WHAT YOU SHOULD DO:
Using the listing below, report all lines holding the word "RODRIGO".

--

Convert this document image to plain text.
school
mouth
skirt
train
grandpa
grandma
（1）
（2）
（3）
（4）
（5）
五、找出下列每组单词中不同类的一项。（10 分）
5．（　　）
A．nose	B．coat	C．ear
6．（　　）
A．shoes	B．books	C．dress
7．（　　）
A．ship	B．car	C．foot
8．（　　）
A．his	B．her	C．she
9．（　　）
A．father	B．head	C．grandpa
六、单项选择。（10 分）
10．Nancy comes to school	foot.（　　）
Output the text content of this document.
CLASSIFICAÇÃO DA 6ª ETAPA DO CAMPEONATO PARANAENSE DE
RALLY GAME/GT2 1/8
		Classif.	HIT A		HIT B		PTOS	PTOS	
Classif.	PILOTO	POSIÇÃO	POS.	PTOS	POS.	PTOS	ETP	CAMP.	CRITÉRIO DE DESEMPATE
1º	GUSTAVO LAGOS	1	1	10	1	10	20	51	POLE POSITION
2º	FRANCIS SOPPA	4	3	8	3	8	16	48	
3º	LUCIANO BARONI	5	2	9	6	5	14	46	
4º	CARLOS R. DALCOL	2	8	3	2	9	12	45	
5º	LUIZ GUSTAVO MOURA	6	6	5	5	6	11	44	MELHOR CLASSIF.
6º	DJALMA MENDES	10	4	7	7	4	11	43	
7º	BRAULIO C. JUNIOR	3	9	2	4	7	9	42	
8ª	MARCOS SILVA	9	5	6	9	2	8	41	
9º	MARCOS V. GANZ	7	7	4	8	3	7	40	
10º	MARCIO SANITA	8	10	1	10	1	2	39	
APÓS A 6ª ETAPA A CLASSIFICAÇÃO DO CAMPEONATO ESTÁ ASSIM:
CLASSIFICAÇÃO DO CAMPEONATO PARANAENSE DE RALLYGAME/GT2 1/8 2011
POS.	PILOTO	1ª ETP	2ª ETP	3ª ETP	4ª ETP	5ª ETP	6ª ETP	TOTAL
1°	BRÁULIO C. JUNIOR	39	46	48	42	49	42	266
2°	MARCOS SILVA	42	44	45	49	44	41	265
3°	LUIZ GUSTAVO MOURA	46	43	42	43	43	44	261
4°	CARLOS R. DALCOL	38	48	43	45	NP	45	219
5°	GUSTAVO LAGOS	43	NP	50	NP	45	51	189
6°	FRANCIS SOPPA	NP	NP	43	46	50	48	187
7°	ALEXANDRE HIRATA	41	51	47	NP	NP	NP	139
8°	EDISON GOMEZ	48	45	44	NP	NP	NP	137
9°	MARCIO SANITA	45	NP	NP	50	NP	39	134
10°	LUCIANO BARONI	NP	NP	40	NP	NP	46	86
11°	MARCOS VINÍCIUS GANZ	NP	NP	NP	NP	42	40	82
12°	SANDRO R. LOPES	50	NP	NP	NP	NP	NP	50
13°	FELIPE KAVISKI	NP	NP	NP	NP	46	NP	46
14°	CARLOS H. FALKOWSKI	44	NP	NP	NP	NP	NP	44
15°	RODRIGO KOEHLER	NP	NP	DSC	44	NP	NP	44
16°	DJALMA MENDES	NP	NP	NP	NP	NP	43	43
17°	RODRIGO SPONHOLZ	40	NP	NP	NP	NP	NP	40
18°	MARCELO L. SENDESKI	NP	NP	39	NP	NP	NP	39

--

RESULT OF THIS TASK:
15°	RODRIGO KOEHLER	NP	NP	DSC	44	NP	NP	44
17°	RODRIGO SPONHOLZ	40	NP	NP	NP	NP	NP	40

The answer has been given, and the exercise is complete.